------ Recorded data ------

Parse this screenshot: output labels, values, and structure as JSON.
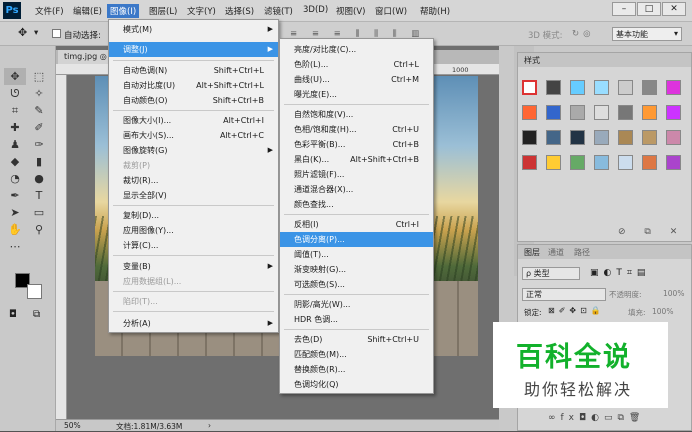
{
  "app": {
    "logo": "Ps"
  },
  "menubar": {
    "items": [
      "文件(F)",
      "编辑(E)",
      "图像(I)",
      "图层(L)",
      "文字(Y)",
      "选择(S)",
      "滤镜(T)",
      "3D(D)",
      "视图(V)",
      "窗口(W)",
      "帮助(H)"
    ],
    "active": "图像(I)",
    "window_controls": {
      "minimize": "–",
      "restore": "□",
      "close": "✕"
    }
  },
  "options": {
    "move_icon": "move-tool-icon",
    "auto_select_label": "自动选择:",
    "mode_3d_label": "3D 模式:",
    "workspace": "基本功能"
  },
  "document": {
    "tab": "timg.jpg ◎",
    "ruler_mark": "1000",
    "status": "50%",
    "file_info": "文档:1.81M/3.63M"
  },
  "image_menu": {
    "items": [
      {
        "label": "模式(M)",
        "submenu": true
      },
      {
        "label": "调整(J)",
        "submenu": true,
        "highlight": true
      },
      {
        "label": "自动色调(N)",
        "shortcut": "Shift+Ctrl+L"
      },
      {
        "label": "自动对比度(U)",
        "shortcut": "Alt+Shift+Ctrl+L"
      },
      {
        "label": "自动颜色(O)",
        "shortcut": "Shift+Ctrl+B"
      },
      {
        "label": "图像大小(I)...",
        "shortcut": "Alt+Ctrl+I"
      },
      {
        "label": "画布大小(S)...",
        "shortcut": "Alt+Ctrl+C"
      },
      {
        "label": "图像旋转(G)",
        "submenu": true
      },
      {
        "label": "裁剪(P)",
        "disabled": true
      },
      {
        "label": "裁切(R)..."
      },
      {
        "label": "显示全部(V)"
      },
      {
        "label": "复制(D)..."
      },
      {
        "label": "应用图像(Y)..."
      },
      {
        "label": "计算(C)..."
      },
      {
        "label": "变量(B)",
        "submenu": true
      },
      {
        "label": "应用数据组(L)...",
        "disabled": true
      },
      {
        "label": "陷印(T)...",
        "disabled": true
      },
      {
        "label": "分析(A)",
        "submenu": true
      }
    ]
  },
  "adjust_menu": {
    "items": [
      {
        "label": "亮度/对比度(C)..."
      },
      {
        "label": "色阶(L)...",
        "shortcut": "Ctrl+L"
      },
      {
        "label": "曲线(U)...",
        "shortcut": "Ctrl+M"
      },
      {
        "label": "曝光度(E)..."
      },
      {
        "label": "自然饱和度(V)..."
      },
      {
        "label": "色相/饱和度(H)...",
        "shortcut": "Ctrl+U"
      },
      {
        "label": "色彩平衡(B)...",
        "shortcut": "Ctrl+B"
      },
      {
        "label": "黑白(K)...",
        "shortcut": "Alt+Shift+Ctrl+B"
      },
      {
        "label": "照片滤镜(F)..."
      },
      {
        "label": "通道混合器(X)..."
      },
      {
        "label": "颜色查找..."
      },
      {
        "label": "反相(I)",
        "shortcut": "Ctrl+I"
      },
      {
        "label": "色调分离(P)...",
        "highlight": true
      },
      {
        "label": "阈值(T)..."
      },
      {
        "label": "渐变映射(G)..."
      },
      {
        "label": "可选颜色(S)..."
      },
      {
        "label": "阴影/高光(W)..."
      },
      {
        "label": "HDR 色调..."
      },
      {
        "label": "去色(D)",
        "shortcut": "Shift+Ctrl+U"
      },
      {
        "label": "匹配颜色(M)..."
      },
      {
        "label": "替换颜色(R)..."
      },
      {
        "label": "色调均化(Q)"
      }
    ]
  },
  "panels": {
    "styles_tab": "样式",
    "layers_tabs": [
      "图层",
      "通道",
      "路径"
    ],
    "kind_filter": "ρ 类型",
    "blend_mode": "正常",
    "opacity_label": "不透明度:",
    "opacity_value": "100%",
    "lock_label": "锁定:",
    "fill_label": "填充:",
    "fill_value": "100%"
  },
  "watermark": {
    "title": "百科全说",
    "subtitle": "助你轻松解决"
  }
}
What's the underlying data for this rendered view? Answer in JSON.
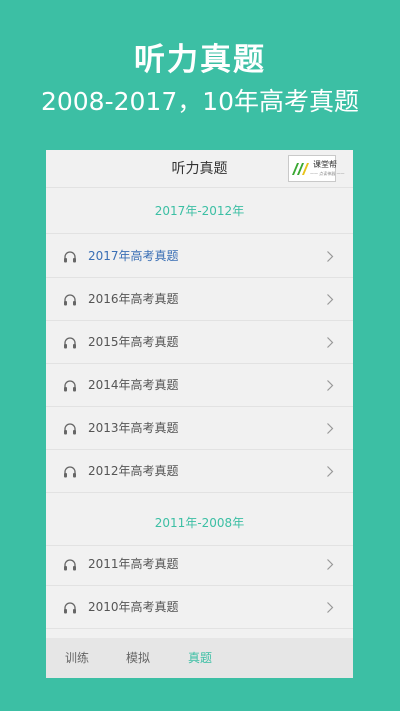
{
  "promo": {
    "title": "听力真题",
    "subtitle": "2008-2017，10年高考真题"
  },
  "header": {
    "title": "听力真题",
    "logo_text": "课堂帮",
    "logo_subtext": "—— 点读神器 ——"
  },
  "sections": [
    {
      "title": "2017年-2012年",
      "items": [
        {
          "label": "2017年高考真题",
          "active": true
        },
        {
          "label": "2016年高考真题",
          "active": false
        },
        {
          "label": "2015年高考真题",
          "active": false
        },
        {
          "label": "2014年高考真题",
          "active": false
        },
        {
          "label": "2013年高考真题",
          "active": false
        },
        {
          "label": "2012年高考真题",
          "active": false
        }
      ]
    },
    {
      "title": "2011年-2008年",
      "items": [
        {
          "label": "2011年高考真题",
          "active": false
        },
        {
          "label": "2010年高考真题",
          "active": false
        }
      ]
    }
  ],
  "tabs": [
    {
      "label": "训练",
      "active": false
    },
    {
      "label": "模拟",
      "active": false
    },
    {
      "label": "真题",
      "active": true
    }
  ],
  "icons": {
    "row_icon": "headphones-icon",
    "row_chevron": "chevron-right-icon",
    "logo": "logo-stripes-icon"
  },
  "colors": {
    "brand": "#3cbfa4",
    "active_item": "#3a6fb5",
    "logo_green": "#3aa832",
    "logo_yellow": "#e8c21a"
  }
}
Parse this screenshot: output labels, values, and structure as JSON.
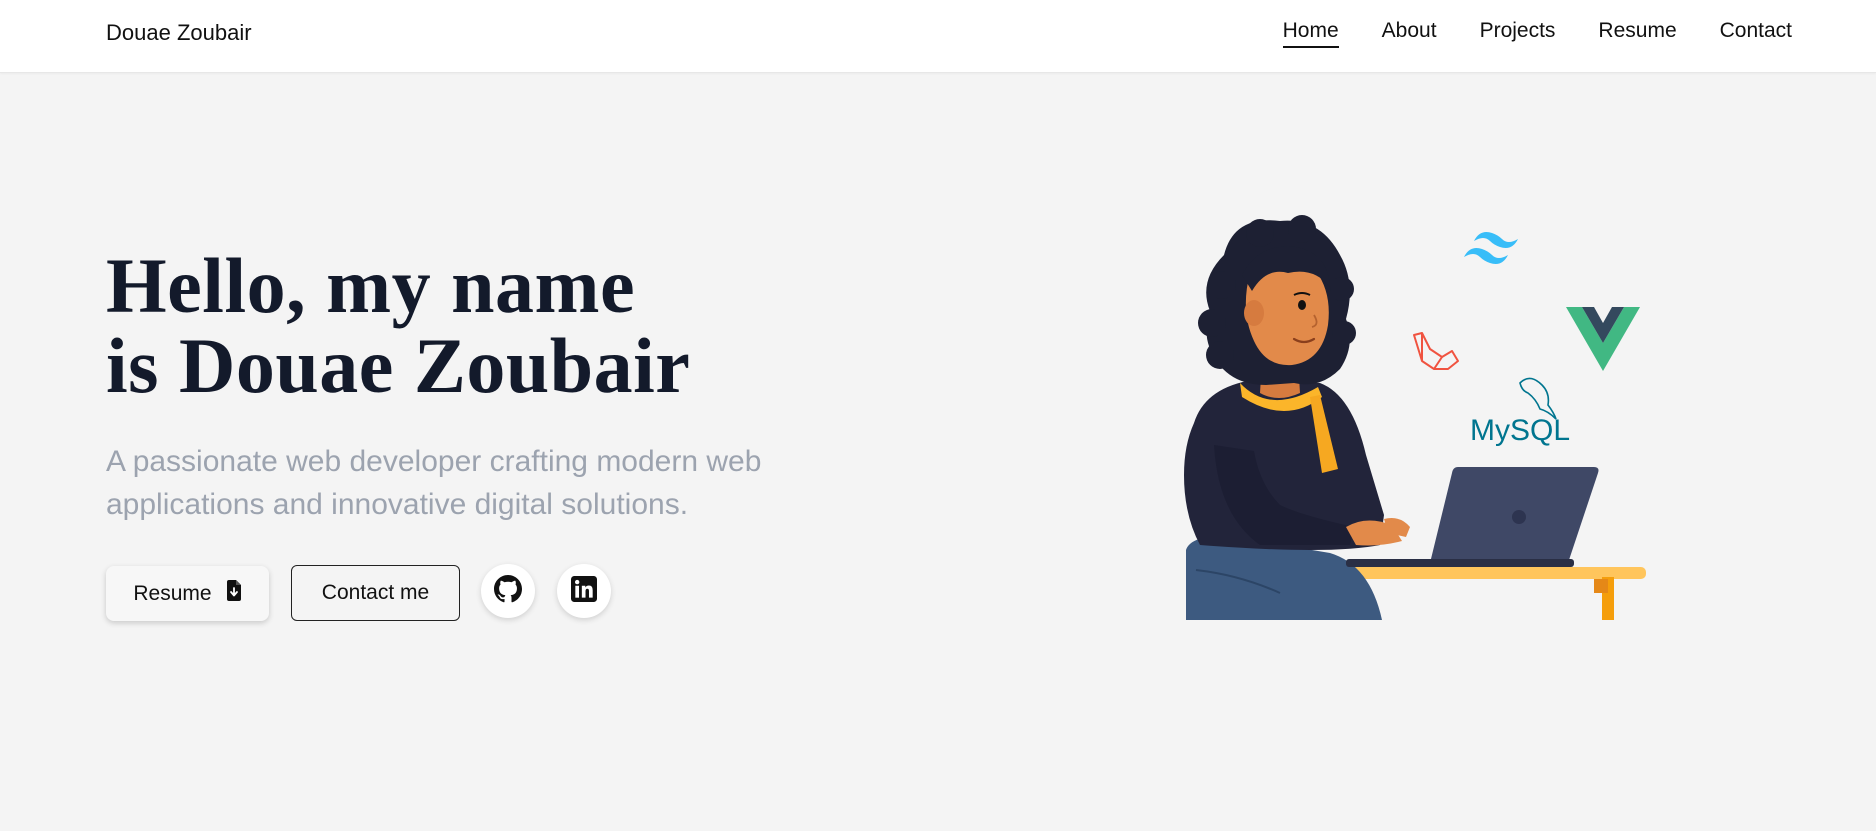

------

» **Task prompt**
Pictures are to be left out; the records above must be repeated word for word.

» **Answer in full**
Parse this screenshot: output labels, values, and structure as JSON.
{
  "app": {
    "logo": "Ps"
  },
  "menubar": {
    "items": [
      "文件(F)",
      "编辑(E)",
      "图像(I)",
      "图层(L)",
      "文字(Y)",
      "选择(S)",
      "滤镜(T)",
      "3D(D)",
      "视图(V)",
      "窗口(W)",
      "帮助(H)"
    ],
    "active": "图像(I)",
    "window_controls": {
      "minimize": "–",
      "restore": "□",
      "close": "✕"
    }
  },
  "options": {
    "move_icon": "move-tool-icon",
    "auto_select_label": "自动选择:",
    "mode_3d_label": "3D 模式:",
    "workspace": "基本功能"
  },
  "document": {
    "tab": "timg.jpg ◎",
    "ruler_mark": "1000",
    "status": "50%",
    "file_info": "文档:1.81M/3.63M"
  },
  "image_menu": {
    "items": [
      {
        "label": "模式(M)",
        "submenu": true
      },
      {
        "label": "调整(J)",
        "submenu": true,
        "highlight": true
      },
      {
        "label": "自动色调(N)",
        "shortcut": "Shift+Ctrl+L"
      },
      {
        "label": "自动对比度(U)",
        "shortcut": "Alt+Shift+Ctrl+L"
      },
      {
        "label": "自动颜色(O)",
        "shortcut": "Shift+Ctrl+B"
      },
      {
        "label": "图像大小(I)...",
        "shortcut": "Alt+Ctrl+I"
      },
      {
        "label": "画布大小(S)...",
        "shortcut": "Alt+Ctrl+C"
      },
      {
        "label": "图像旋转(G)",
        "submenu": true
      },
      {
        "label": "裁剪(P)",
        "disabled": true
      },
      {
        "label": "裁切(R)..."
      },
      {
        "label": "显示全部(V)"
      },
      {
        "label": "复制(D)..."
      },
      {
        "label": "应用图像(Y)..."
      },
      {
        "label": "计算(C)..."
      },
      {
        "label": "变量(B)",
        "submenu": true
      },
      {
        "label": "应用数据组(L)...",
        "disabled": true
      },
      {
        "label": "陷印(T)...",
        "disabled": true
      },
      {
        "label": "分析(A)",
        "submenu": true
      }
    ]
  },
  "adjust_menu": {
    "items": [
      {
        "label": "亮度/对比度(C)..."
      },
      {
        "label": "色阶(L)...",
        "shortcut": "Ctrl+L"
      },
      {
        "label": "曲线(U)...",
        "shortcut": "Ctrl+M"
      },
      {
        "label": "曝光度(E)..."
      },
      {
        "label": "自然饱和度(V)..."
      },
      {
        "label": "色相/饱和度(H)...",
        "shortcut": "Ctrl+U"
      },
      {
        "label": "色彩平衡(B)...",
        "shortcut": "Ctrl+B"
      },
      {
        "label": "黑白(K)...",
        "shortcut": "Alt+Shift+Ctrl+B"
      },
      {
        "label": "照片滤镜(F)..."
      },
      {
        "label": "通道混合器(X)..."
      },
      {
        "label": "颜色查找..."
      },
      {
        "label": "反相(I)",
        "shortcut": "Ctrl+I"
      },
      {
        "label": "色调分离(P)...",
        "highlight": true
      },
      {
        "label": "阈值(T)..."
      },
      {
        "label": "渐变映射(G)..."
      },
      {
        "label": "可选颜色(S)..."
      },
      {
        "label": "阴影/高光(W)..."
      },
      {
        "label": "HDR 色调..."
      },
      {
        "label": "去色(D)",
        "shortcut": "Shift+Ctrl+U"
      },
      {
        "label": "匹配颜色(M)..."
      },
      {
        "label": "替换颜色(R)..."
      },
      {
        "label": "色调均化(Q)"
      }
    ]
  },
  "panels": {
    "styles_tab": "样式",
    "layers_tabs": [
      "图层",
      "通道",
      "路径"
    ],
    "kind_filter": "ρ 类型",
    "blend_mode": "正常",
    "opacity_label": "不透明度:",
    "opacity_value": "100%",
    "lock_label": "锁定:",
    "fill_label": "填充:",
    "fill_value": "100%"
  },
  "watermark": {
    "title": "百科全说",
    "subtitle": "助你轻松解决"
  }
}
What's the underlying data for this rendered view? Answer in JSON.
{
  "promo": {
    "title": "听力真题",
    "subtitle": "2008-2017，10年高考真题"
  },
  "header": {
    "title": "听力真题",
    "logo_text": "课堂帮",
    "logo_subtext": "—— 点读神器 ——"
  },
  "sections": [
    {
      "title": "2017年-2012年",
      "items": [
        {
          "label": "2017年高考真题",
          "active": true
        },
        {
          "label": "2016年高考真题",
          "active": false
        },
        {
          "label": "2015年高考真题",
          "active": false
        },
        {
          "label": "2014年高考真题",
          "active": false
        },
        {
          "label": "2013年高考真题",
          "active": false
        },
        {
          "label": "2012年高考真题",
          "active": false
        }
      ]
    },
    {
      "title": "2011年-2008年",
      "items": [
        {
          "label": "2011年高考真题",
          "active": false
        },
        {
          "label": "2010年高考真题",
          "active": false
        }
      ]
    }
  ],
  "tabs": [
    {
      "label": "训练",
      "active": false
    },
    {
      "label": "模拟",
      "active": false
    },
    {
      "label": "真题",
      "active": true
    }
  ],
  "icons": {
    "row_icon": "headphones-icon",
    "row_chevron": "chevron-right-icon",
    "logo": "logo-stripes-icon"
  },
  "colors": {
    "brand": "#3cbfa4",
    "active_item": "#3a6fb5",
    "logo_green": "#3aa832",
    "logo_yellow": "#e8c21a"
  }
}
Parse this screenshot: output labels, values, and structure as JSON.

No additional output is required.